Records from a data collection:

--- Begin ---

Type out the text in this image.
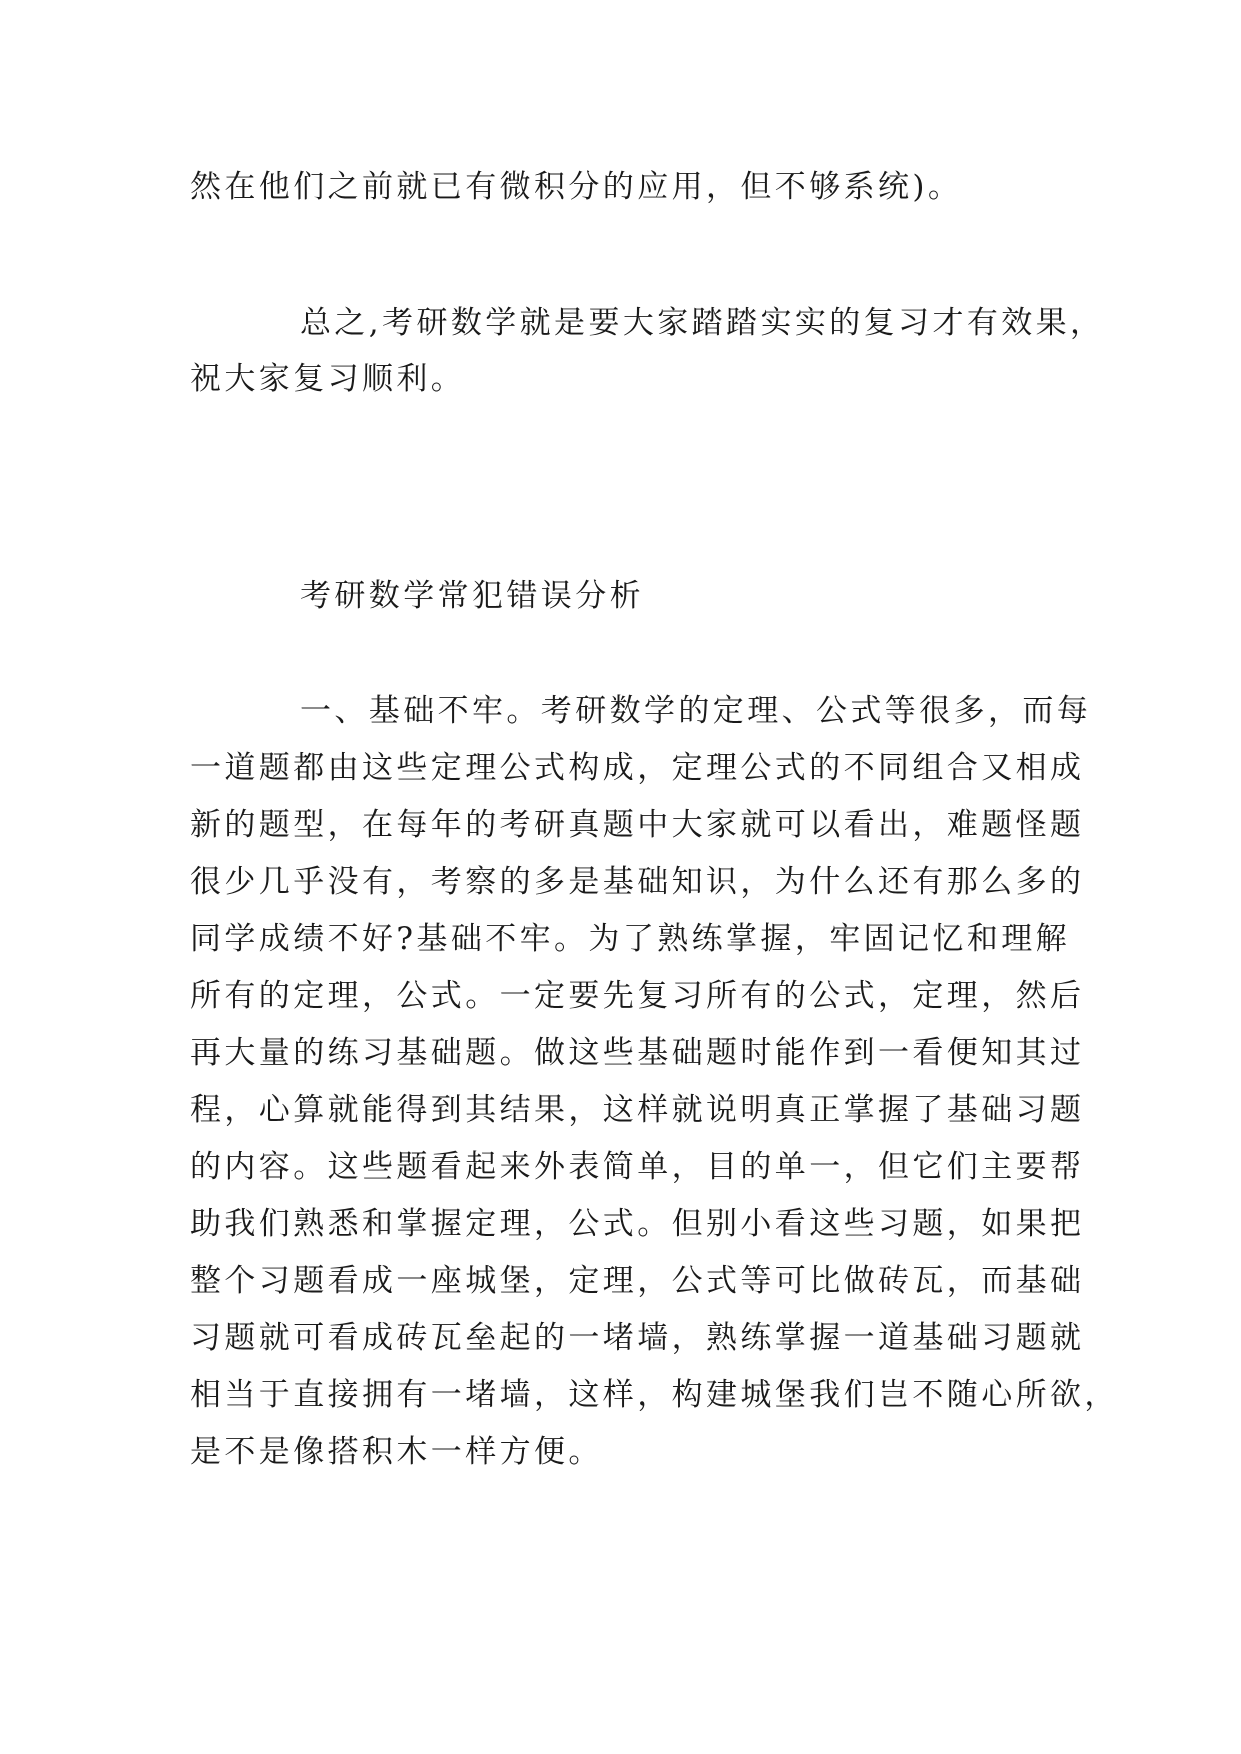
然在他们之前就已有微积分的应用，但不够系统)。
总之,考研数学就是要大家踏踏实实的复习才有效果，
祝大家复习顺利。
考研数学常犯错误分析
一、基础不牢。考研数学的定理、公式等很多，而每
一道题都由这些定理公式构成，定理公式的不同组合又相成
新的题型，在每年的考研真题中大家就可以看出，难题怪题
很少几乎没有，考察的多是基础知识，为什么还有那么多的
同学成绩不好?基础不牢。为了熟练掌握，牢固记忆和理解
所有的定理，公式。一定要先复习所有的公式，定理，然后
再大量的练习基础题。做这些基础题时能作到一看便知其过
程，心算就能得到其结果，这样就说明真正掌握了基础习题
的内容。这些题看起来外表简单，目的单一，但它们主要帮
助我们熟悉和掌握定理，公式。但别小看这些习题，如果把
整个习题看成一座城堡，定理，公式等可比做砖瓦，而基础
习题就可看成砖瓦垒起的一堵墙，熟练掌握一道基础习题就
相当于直接拥有一堵墙，这样，构建城堡我们岂不随心所欲，
是不是像搭积木一样方便。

--- End ---

Repeat the records in full, exactly as they appear, without the pictures.

■ **Result of the exercise**
Type out the text in this image.
然在他们之前就已有微积分的应用，但不够系统)。
总之,考研数学就是要大家踏踏实实的复习才有效果，
祝大家复习顺利。
考研数学常犯错误分析
一、基础不牢。考研数学的定理、公式等很多，而每
一道题都由这些定理公式构成，定理公式的不同组合又相成
新的题型，在每年的考研真题中大家就可以看出，难题怪题
很少几乎没有，考察的多是基础知识，为什么还有那么多的
同学成绩不好?基础不牢。为了熟练掌握，牢固记忆和理解
所有的定理，公式。一定要先复习所有的公式，定理，然后
再大量的练习基础题。做这些基础题时能作到一看便知其过
程，心算就能得到其结果，这样就说明真正掌握了基础习题
的内容。这些题看起来外表简单，目的单一，但它们主要帮
助我们熟悉和掌握定理，公式。但别小看这些习题，如果把
整个习题看成一座城堡，定理，公式等可比做砖瓦，而基础
习题就可看成砖瓦垒起的一堵墙，熟练掌握一道基础习题就
相当于直接拥有一堵墙，这样，构建城堡我们岂不随心所欲，
是不是像搭积木一样方便。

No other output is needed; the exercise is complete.